■ Prompt ■
Wherever the string "Temperatur" appears in a line, extract that line.

[Figure record extracts]
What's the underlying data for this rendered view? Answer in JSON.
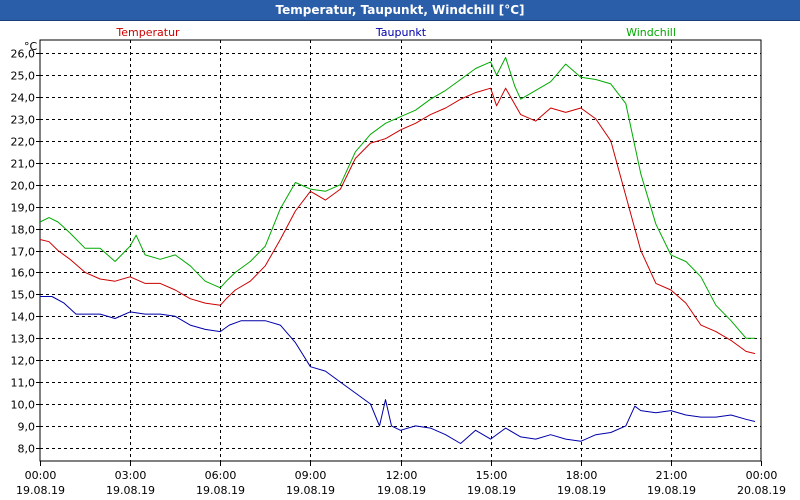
{
  "window": {
    "title": "Temperatur, Taupunkt, Windchill [°C]"
  },
  "chart_data": {
    "type": "line",
    "title": "Temperatur, Taupunkt, Windchill [°C]",
    "unit_label": "°C",
    "ylim": [
      7.4,
      26.6
    ],
    "xlim": [
      0,
      24
    ],
    "yticks": [
      "8,0",
      "9,0",
      "10,0",
      "11,0",
      "12,0",
      "13,0",
      "14,0",
      "15,0",
      "16,0",
      "17,0",
      "18,0",
      "19,0",
      "20,0",
      "21,0",
      "22,0",
      "23,0",
      "24,0",
      "25,0",
      "26,0"
    ],
    "ytick_values": [
      8,
      9,
      10,
      11,
      12,
      13,
      14,
      15,
      16,
      17,
      18,
      19,
      20,
      21,
      22,
      23,
      24,
      25,
      26
    ],
    "xticks": [
      {
        "time": "00:00",
        "date": "19.08.19"
      },
      {
        "time": "03:00",
        "date": "19.08.19"
      },
      {
        "time": "06:00",
        "date": "19.08.19"
      },
      {
        "time": "09:00",
        "date": "19.08.19"
      },
      {
        "time": "12:00",
        "date": "19.08.19"
      },
      {
        "time": "15:00",
        "date": "19.08.19"
      },
      {
        "time": "18:00",
        "date": "19.08.19"
      },
      {
        "time": "21:00",
        "date": "19.08.19"
      },
      {
        "time": "00:00",
        "date": "20.08.19"
      }
    ],
    "grid": true,
    "series": [
      {
        "name": "Temperatur",
        "color": "#cc0000",
        "x": [
          0,
          0.3,
          0.6,
          1.0,
          1.5,
          2.0,
          2.5,
          3.0,
          3.5,
          4.0,
          4.5,
          5.0,
          5.5,
          6.0,
          6.2,
          6.5,
          7.0,
          7.5,
          8.0,
          8.5,
          9.0,
          9.5,
          10.0,
          10.5,
          11.0,
          11.5,
          12.0,
          12.5,
          13.0,
          13.5,
          14.0,
          14.5,
          15.0,
          15.2,
          15.5,
          16.0,
          16.5,
          17.0,
          17.5,
          18.0,
          18.5,
          19.0,
          19.5,
          20.0,
          20.5,
          21.0,
          21.5,
          22.0,
          22.5,
          23.0,
          23.5,
          23.8
        ],
        "values": [
          17.5,
          17.4,
          17.0,
          16.6,
          16.0,
          15.7,
          15.6,
          15.8,
          15.5,
          15.5,
          15.2,
          14.8,
          14.6,
          14.5,
          14.8,
          15.2,
          15.6,
          16.3,
          17.5,
          18.8,
          19.7,
          19.3,
          19.8,
          21.2,
          21.9,
          22.1,
          22.5,
          22.8,
          23.2,
          23.5,
          23.9,
          24.2,
          24.4,
          23.6,
          24.4,
          23.2,
          22.9,
          23.5,
          23.3,
          23.5,
          23.0,
          22.0,
          19.5,
          17.0,
          15.5,
          15.2,
          14.6,
          13.6,
          13.3,
          12.9,
          12.4,
          12.3
        ]
      },
      {
        "name": "Taupunkt",
        "color": "#0000aa",
        "x": [
          0,
          0.4,
          0.8,
          1.2,
          2.0,
          2.5,
          3.0,
          3.5,
          4.0,
          4.5,
          5.0,
          5.5,
          6.0,
          6.3,
          6.7,
          7.0,
          7.5,
          8.0,
          8.5,
          9.0,
          9.5,
          10.0,
          10.5,
          11.0,
          11.3,
          11.5,
          11.7,
          12.0,
          12.5,
          13.0,
          13.5,
          14.0,
          14.5,
          15.0,
          15.5,
          16.0,
          16.5,
          17.0,
          17.5,
          18.0,
          18.5,
          19.0,
          19.5,
          19.8,
          20.0,
          20.5,
          21.0,
          21.5,
          22.0,
          22.5,
          23.0,
          23.5,
          23.8
        ],
        "values": [
          14.9,
          14.9,
          14.6,
          14.1,
          14.1,
          13.9,
          14.2,
          14.1,
          14.1,
          14.0,
          13.6,
          13.4,
          13.3,
          13.6,
          13.8,
          13.8,
          13.8,
          13.6,
          12.8,
          11.7,
          11.5,
          11.0,
          10.5,
          10.0,
          9.0,
          10.2,
          9.0,
          8.8,
          9.0,
          8.9,
          8.6,
          8.2,
          8.8,
          8.4,
          8.9,
          8.5,
          8.4,
          8.6,
          8.4,
          8.3,
          8.6,
          8.7,
          9.0,
          9.9,
          9.7,
          9.6,
          9.7,
          9.5,
          9.4,
          9.4,
          9.5,
          9.3,
          9.2
        ]
      },
      {
        "name": "Windchill",
        "color": "#00aa00",
        "x": [
          0,
          0.3,
          0.6,
          1.0,
          1.5,
          2.0,
          2.5,
          3.0,
          3.2,
          3.5,
          4.0,
          4.5,
          5.0,
          5.5,
          6.0,
          6.2,
          6.5,
          7.0,
          7.5,
          8.0,
          8.5,
          9.0,
          9.5,
          10.0,
          10.5,
          11.0,
          11.5,
          12.0,
          12.5,
          13.0,
          13.5,
          14.0,
          14.5,
          15.0,
          15.2,
          15.5,
          15.8,
          16.0,
          16.5,
          17.0,
          17.5,
          18.0,
          18.5,
          19.0,
          19.5,
          20.0,
          20.5,
          21.0,
          21.5,
          22.0,
          22.5,
          23.0,
          23.5,
          23.8
        ],
        "values": [
          18.3,
          18.5,
          18.3,
          17.8,
          17.1,
          17.1,
          16.5,
          17.2,
          17.7,
          16.8,
          16.6,
          16.8,
          16.3,
          15.6,
          15.3,
          15.6,
          16.0,
          16.5,
          17.2,
          18.9,
          20.1,
          19.8,
          19.7,
          20.0,
          21.5,
          22.3,
          22.8,
          23.1,
          23.4,
          23.9,
          24.3,
          24.8,
          25.3,
          25.6,
          25.0,
          25.8,
          24.5,
          23.9,
          24.3,
          24.7,
          25.5,
          24.9,
          24.8,
          24.6,
          23.7,
          20.5,
          18.2,
          16.8,
          16.5,
          15.8,
          14.5,
          13.8,
          13.0,
          13.0
        ]
      }
    ]
  }
}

■ The completed task ■
    "title": "Temperatur, Taupunkt, Windchill [°C]"
    "title": "Temperatur, Taupunkt, Windchill [°C]",
        "name": "Temperatur",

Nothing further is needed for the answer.